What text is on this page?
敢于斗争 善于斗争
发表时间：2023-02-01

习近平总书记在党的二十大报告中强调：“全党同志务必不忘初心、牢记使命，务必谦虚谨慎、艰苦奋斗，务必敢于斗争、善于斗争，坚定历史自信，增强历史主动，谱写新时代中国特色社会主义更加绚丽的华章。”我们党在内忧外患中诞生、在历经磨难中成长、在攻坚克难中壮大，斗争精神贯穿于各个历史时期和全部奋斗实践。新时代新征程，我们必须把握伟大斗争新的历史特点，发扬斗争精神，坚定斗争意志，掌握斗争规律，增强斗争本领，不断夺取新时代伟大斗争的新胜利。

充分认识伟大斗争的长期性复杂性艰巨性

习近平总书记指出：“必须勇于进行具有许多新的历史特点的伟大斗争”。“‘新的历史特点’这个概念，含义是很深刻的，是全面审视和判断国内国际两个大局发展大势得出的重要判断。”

◇ ◇ ◇ ◇ ◇

### Do this:
List each line of the records that holds the string "善于斗争".

### Full answer:
敢于斗争 善于斗争
习近平总书记在党的二十大报告中强调：“全党同志务必不忘初心、牢记使命，务必谦虚谨慎、艰苦奋斗，务必敢于斗争、善于斗争，坚定历史自信，增强历史主动，谱写新时代中国特色社会主义更加绚丽的华章。”我们党在内忧外患中诞生、在历经磨难中成长、在攻坚克难中壮大，斗争精神贯穿于各个历史时期和全部奋斗实践。新时代新征程，我们必须把握伟大斗争新的历史特点，发扬斗争精神，坚定斗争意志，掌握斗争规律，增强斗争本领，不断夺取新时代伟大斗争的新胜利。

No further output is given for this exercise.